__Trecho fornecido__.
A área que cuida de Orçamento dentro do Ministério da Economia virou foco de tensão diante dos vários pedidos de recursos feitos pela ala política do governo e que não podem ser atendidos por desrespeitarem as regras fiscais. A situação chegou ao ponto de técnicos se recusaram a assinar propostas por consideraram que há obstáculos legais para implementá-las. Essa resistência tem irritado outros ministérios e o próprio Palácio do Planalto, alimentando especulações de que os secretários de Fazenda, Waldery Rodrigues, e de Orçamento, George Soares, estão na mira.
Os impasses vão desde a compensação para a desoneração de PIS/Cofins sobre o diesel, anunciada pelo presidente para amenizar o impacto de reajustes no preço do combustível no bolso dos caminhoneiros, até a liberação de recursos para a Operação Carro-Pipa, que leva água potável ao semiárido brasileiro e está ameaçada porque o dinheiro previsto para 2021 está travado pelo atraso na votação do Orçamento. Outros focos de atrito são a antecipação do 13º dos aposentados do INSS e o desejo da ala política de implementar a nova rodada do auxílio emergencial antes da aprovação final da Proposta de Emenda à Constituição (PEC) que dará respaldo legal ao seu pagamento.

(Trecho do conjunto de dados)
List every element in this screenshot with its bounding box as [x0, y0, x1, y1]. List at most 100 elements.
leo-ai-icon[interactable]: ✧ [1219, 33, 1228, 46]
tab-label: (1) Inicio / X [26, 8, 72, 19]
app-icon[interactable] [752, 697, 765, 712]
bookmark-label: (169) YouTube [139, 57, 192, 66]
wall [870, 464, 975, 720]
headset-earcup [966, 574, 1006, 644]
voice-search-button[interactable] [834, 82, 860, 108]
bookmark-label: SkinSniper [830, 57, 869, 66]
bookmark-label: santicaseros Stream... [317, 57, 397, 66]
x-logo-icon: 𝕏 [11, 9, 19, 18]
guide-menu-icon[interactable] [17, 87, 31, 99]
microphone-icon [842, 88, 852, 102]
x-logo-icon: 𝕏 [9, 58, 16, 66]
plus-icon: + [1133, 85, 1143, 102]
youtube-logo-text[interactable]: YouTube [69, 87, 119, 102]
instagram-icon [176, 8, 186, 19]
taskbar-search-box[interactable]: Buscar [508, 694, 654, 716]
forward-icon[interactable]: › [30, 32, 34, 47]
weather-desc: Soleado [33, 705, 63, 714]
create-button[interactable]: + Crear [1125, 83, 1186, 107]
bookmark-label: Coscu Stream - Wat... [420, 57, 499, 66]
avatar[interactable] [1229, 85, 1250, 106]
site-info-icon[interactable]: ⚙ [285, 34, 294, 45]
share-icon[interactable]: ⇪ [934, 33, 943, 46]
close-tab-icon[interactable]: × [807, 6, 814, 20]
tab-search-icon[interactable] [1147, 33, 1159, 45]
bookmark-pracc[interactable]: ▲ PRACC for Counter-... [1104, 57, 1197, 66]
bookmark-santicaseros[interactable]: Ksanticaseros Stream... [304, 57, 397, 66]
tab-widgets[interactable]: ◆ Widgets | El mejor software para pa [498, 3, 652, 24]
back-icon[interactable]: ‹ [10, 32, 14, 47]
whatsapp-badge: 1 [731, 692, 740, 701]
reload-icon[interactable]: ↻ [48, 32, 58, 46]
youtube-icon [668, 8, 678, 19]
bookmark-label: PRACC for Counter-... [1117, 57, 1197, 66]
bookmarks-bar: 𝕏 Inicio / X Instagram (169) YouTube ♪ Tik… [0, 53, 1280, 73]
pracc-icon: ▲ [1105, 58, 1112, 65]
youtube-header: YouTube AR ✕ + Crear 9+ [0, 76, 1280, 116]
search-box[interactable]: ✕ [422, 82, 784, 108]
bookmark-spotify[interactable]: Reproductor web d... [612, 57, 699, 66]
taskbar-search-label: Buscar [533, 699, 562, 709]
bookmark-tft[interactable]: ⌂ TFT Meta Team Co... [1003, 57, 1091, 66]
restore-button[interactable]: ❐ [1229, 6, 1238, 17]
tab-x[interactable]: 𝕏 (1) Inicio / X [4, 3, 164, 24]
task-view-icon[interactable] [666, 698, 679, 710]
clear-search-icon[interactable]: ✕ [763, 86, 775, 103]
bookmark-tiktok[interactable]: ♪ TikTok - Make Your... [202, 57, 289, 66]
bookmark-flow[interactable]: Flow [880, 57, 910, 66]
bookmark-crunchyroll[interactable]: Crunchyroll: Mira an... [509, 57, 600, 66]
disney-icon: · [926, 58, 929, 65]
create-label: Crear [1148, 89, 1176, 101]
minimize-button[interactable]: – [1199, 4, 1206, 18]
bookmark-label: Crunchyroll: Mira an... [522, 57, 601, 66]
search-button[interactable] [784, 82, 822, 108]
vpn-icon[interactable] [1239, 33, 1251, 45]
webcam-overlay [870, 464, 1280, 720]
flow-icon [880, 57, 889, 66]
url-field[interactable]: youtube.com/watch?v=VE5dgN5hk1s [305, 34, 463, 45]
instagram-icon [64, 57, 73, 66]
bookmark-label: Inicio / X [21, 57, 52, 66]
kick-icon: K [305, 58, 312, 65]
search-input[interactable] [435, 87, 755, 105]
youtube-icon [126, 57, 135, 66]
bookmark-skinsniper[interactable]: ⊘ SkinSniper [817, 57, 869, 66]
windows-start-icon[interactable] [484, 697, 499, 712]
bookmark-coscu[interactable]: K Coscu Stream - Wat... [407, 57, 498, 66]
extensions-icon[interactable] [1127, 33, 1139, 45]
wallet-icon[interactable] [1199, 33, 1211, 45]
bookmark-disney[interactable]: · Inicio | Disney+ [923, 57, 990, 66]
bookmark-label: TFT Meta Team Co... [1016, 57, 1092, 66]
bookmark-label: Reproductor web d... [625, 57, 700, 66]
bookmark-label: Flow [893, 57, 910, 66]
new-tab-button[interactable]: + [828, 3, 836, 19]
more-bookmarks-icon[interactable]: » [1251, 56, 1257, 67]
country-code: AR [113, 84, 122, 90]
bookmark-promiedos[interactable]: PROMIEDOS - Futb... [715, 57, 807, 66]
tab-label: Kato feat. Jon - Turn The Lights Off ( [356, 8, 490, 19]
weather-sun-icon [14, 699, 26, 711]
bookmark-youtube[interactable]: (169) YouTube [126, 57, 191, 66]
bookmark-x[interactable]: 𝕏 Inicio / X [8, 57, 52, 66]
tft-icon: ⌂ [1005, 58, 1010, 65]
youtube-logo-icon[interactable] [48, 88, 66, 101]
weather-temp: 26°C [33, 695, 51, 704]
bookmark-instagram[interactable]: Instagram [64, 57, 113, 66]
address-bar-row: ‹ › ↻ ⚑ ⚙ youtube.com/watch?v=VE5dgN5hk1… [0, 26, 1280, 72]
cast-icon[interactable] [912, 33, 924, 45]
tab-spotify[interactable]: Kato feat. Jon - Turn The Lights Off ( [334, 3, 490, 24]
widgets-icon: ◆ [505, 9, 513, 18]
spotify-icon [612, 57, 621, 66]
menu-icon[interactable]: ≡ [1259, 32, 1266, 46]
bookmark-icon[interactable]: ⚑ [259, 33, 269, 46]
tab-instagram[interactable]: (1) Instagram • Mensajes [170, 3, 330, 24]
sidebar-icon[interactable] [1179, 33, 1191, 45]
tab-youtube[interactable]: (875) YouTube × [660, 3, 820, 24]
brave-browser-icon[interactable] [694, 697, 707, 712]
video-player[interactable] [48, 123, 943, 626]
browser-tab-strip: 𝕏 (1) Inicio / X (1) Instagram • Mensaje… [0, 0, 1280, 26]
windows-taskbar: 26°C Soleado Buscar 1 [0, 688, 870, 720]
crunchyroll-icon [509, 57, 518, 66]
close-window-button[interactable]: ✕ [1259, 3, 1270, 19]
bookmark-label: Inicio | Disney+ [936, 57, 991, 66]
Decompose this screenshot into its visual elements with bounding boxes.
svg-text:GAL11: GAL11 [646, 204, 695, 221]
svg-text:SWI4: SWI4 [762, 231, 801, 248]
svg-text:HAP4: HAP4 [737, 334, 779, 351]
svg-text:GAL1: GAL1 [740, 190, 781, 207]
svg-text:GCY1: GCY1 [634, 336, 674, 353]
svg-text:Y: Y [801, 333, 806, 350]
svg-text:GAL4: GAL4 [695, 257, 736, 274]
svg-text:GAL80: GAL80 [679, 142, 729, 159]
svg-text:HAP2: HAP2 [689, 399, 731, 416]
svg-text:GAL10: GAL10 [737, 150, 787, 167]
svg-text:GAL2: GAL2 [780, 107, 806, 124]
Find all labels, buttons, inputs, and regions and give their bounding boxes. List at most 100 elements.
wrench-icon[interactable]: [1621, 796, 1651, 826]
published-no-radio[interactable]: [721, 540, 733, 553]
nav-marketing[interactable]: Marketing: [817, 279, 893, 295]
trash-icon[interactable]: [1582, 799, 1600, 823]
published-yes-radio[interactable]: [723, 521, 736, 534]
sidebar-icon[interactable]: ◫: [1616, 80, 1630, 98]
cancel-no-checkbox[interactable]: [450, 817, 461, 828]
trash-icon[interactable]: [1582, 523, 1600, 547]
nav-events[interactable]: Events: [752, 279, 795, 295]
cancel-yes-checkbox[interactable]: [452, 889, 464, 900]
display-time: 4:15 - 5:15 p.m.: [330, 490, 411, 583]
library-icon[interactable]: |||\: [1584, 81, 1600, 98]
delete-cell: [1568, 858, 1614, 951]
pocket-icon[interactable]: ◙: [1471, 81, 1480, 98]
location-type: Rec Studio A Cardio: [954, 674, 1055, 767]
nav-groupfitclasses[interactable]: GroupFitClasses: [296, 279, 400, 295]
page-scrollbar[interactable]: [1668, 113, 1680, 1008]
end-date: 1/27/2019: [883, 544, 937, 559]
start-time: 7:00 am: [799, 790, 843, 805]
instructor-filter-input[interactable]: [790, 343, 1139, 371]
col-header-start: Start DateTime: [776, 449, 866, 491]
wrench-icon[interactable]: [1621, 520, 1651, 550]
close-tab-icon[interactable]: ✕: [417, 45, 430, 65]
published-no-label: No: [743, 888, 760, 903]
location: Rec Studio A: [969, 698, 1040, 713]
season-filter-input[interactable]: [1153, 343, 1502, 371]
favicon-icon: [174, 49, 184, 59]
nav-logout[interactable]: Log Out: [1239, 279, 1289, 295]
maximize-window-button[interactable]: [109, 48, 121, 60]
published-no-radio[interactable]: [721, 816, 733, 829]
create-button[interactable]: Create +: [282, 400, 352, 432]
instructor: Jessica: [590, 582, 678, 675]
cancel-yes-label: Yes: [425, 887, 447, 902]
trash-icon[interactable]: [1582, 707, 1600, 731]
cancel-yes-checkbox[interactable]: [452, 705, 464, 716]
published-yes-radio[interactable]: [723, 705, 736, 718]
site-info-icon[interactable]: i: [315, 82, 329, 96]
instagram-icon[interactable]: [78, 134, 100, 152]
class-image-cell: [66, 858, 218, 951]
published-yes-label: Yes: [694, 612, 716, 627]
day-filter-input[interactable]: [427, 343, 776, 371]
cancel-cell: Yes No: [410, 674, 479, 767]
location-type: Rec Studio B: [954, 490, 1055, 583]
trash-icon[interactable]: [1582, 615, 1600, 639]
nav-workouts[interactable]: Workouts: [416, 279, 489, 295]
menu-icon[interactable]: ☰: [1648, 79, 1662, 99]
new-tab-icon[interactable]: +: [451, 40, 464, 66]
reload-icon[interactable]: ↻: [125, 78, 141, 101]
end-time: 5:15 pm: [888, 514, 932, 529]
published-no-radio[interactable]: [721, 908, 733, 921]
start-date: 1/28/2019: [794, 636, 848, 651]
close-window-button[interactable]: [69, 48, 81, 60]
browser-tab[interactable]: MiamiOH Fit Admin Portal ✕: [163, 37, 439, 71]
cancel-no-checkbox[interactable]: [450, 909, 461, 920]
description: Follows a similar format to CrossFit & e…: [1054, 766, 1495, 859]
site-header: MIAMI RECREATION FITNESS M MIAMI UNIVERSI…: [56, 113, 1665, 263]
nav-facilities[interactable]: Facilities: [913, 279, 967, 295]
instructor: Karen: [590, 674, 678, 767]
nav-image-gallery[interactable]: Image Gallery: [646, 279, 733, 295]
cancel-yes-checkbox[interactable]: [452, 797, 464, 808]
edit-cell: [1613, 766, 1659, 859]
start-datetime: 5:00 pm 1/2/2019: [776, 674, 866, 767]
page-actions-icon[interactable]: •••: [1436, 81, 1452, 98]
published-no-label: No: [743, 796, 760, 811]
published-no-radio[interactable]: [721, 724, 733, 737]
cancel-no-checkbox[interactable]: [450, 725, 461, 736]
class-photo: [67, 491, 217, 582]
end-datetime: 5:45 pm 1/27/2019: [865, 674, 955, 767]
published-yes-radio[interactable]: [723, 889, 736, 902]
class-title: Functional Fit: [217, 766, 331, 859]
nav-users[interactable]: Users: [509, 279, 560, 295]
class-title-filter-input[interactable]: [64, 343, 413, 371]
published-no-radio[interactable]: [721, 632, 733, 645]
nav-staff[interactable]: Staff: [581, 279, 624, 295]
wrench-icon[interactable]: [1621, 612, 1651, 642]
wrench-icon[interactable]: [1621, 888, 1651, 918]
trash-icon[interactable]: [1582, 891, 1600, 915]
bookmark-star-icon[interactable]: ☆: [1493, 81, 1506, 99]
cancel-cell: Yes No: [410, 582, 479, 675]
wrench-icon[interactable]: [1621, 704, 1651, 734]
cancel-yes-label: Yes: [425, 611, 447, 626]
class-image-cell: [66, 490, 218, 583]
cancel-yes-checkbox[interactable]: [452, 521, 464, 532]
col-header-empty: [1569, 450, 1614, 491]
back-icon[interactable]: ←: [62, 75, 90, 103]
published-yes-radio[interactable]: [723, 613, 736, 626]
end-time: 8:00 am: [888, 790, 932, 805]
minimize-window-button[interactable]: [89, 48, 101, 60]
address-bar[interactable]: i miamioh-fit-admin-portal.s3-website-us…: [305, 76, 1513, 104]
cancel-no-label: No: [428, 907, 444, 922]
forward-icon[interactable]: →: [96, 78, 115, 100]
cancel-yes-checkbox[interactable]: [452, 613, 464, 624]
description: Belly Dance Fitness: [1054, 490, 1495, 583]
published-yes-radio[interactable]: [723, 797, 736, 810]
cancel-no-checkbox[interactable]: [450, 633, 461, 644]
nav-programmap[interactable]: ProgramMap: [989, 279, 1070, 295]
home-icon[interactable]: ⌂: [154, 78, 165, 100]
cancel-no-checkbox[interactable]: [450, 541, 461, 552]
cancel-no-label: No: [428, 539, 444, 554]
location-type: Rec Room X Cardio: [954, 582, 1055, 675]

__Descrição do exercício__.
Transcreva fielmente, do texto sobre a área de Orçamento do Ministério da Economia, o trecho que se inicia com as palavras "A área que cuida" e termina com "estão na mira.".

__Resposta redigida__.
A área que cuida de Orçamento dentro do Ministério da Economia virou foco de tensão diante dos vários pedidos de recursos feitos pela ala política do governo e que não podem ser atendidos por desrespeitarem as regras fiscais. A situação chegou ao ponto de técnicos se recusaram a assinar propostas por consideraram que há obstáculos legais para implementá-las. Essa resistência tem irritado outros ministérios e o próprio Palácio do Planalto, alimentando especulações de que os secretários de Fazenda, Waldery Rodrigues, e de Orçamento, George Soares, estão na mira.